> **Material for the task**:
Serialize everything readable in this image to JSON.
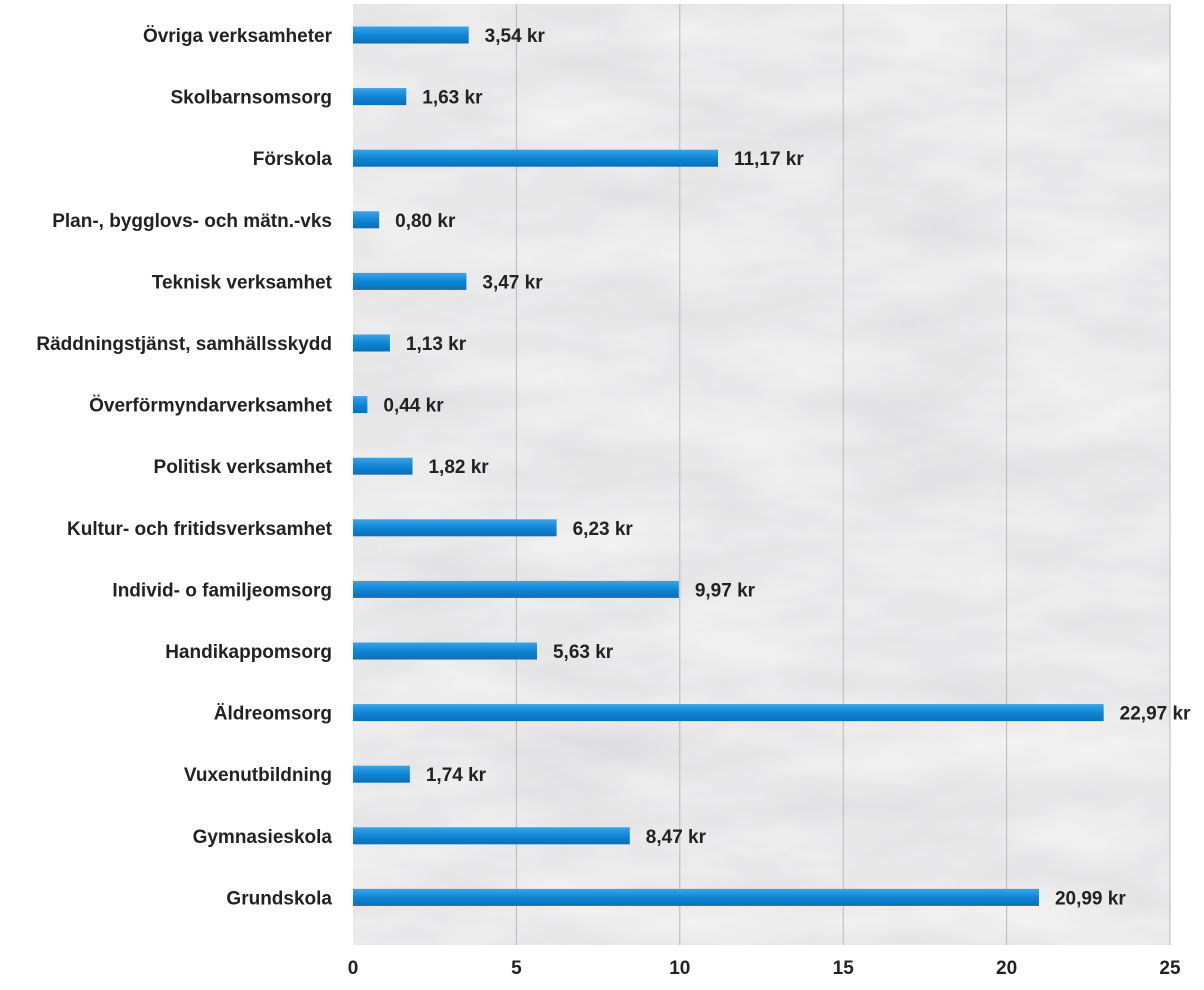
{
  "chart_data": {
    "type": "bar",
    "orientation": "horizontal",
    "categories": [
      "Övriga verksamheter",
      "Skolbarnsomsorg",
      "Förskola",
      "Plan-, bygglovs- och mätn.-vks",
      "Teknisk verksamhet",
      "Räddningstjänst, samhällsskydd",
      "Överförmyndarverksamhet",
      "Politisk verksamhet",
      "Kultur- och fritidsverksamhet",
      "Individ- o familjeomsorg",
      "Handikappomsorg",
      "Äldreomsorg",
      "Vuxenutbildning",
      "Gymnasieskola",
      "Grundskola"
    ],
    "values": [
      3.54,
      1.63,
      11.17,
      0.8,
      3.47,
      1.13,
      0.44,
      1.82,
      6.23,
      9.97,
      5.63,
      22.97,
      1.74,
      8.47,
      20.99
    ],
    "data_labels": [
      "3,54 kr",
      "1,63 kr",
      "11,17 kr",
      "0,80 kr",
      "3,47 kr",
      "1,13 kr",
      "0,44 kr",
      "1,82 kr",
      "6,23 kr",
      "9,97 kr",
      "5,63 kr",
      "22,97 kr",
      "1,74 kr",
      "8,47 kr",
      "20,99 kr"
    ],
    "x_ticks": [
      "0",
      "5",
      "10",
      "15",
      "20",
      "25"
    ],
    "xlim": [
      0,
      25
    ],
    "title": "",
    "xlabel": "",
    "ylabel": "",
    "grid": "vertical",
    "legend": "none",
    "bar_color": "#0f86d6",
    "background": "marble-texture"
  }
}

> **What the exercise asks**:
Print every record above exactly as written, leaving out the pictures.

> **Written solution**:
Serialize everything readable in this image to JSON.
{
  "chart_data": {
    "type": "bar",
    "orientation": "horizontal",
    "categories": [
      "Övriga verksamheter",
      "Skolbarnsomsorg",
      "Förskola",
      "Plan-, bygglovs- och mätn.-vks",
      "Teknisk verksamhet",
      "Räddningstjänst, samhällsskydd",
      "Överförmyndarverksamhet",
      "Politisk verksamhet",
      "Kultur- och fritidsverksamhet",
      "Individ- o familjeomsorg",
      "Handikappomsorg",
      "Äldreomsorg",
      "Vuxenutbildning",
      "Gymnasieskola",
      "Grundskola"
    ],
    "values": [
      3.54,
      1.63,
      11.17,
      0.8,
      3.47,
      1.13,
      0.44,
      1.82,
      6.23,
      9.97,
      5.63,
      22.97,
      1.74,
      8.47,
      20.99
    ],
    "data_labels": [
      "3,54 kr",
      "1,63 kr",
      "11,17 kr",
      "0,80 kr",
      "3,47 kr",
      "1,13 kr",
      "0,44 kr",
      "1,82 kr",
      "6,23 kr",
      "9,97 kr",
      "5,63 kr",
      "22,97 kr",
      "1,74 kr",
      "8,47 kr",
      "20,99 kr"
    ],
    "x_ticks": [
      "0",
      "5",
      "10",
      "15",
      "20",
      "25"
    ],
    "xlim": [
      0,
      25
    ],
    "title": "",
    "xlabel": "",
    "ylabel": "",
    "grid": "vertical",
    "legend": "none",
    "bar_color": "#0f86d6",
    "background": "marble-texture"
  }
}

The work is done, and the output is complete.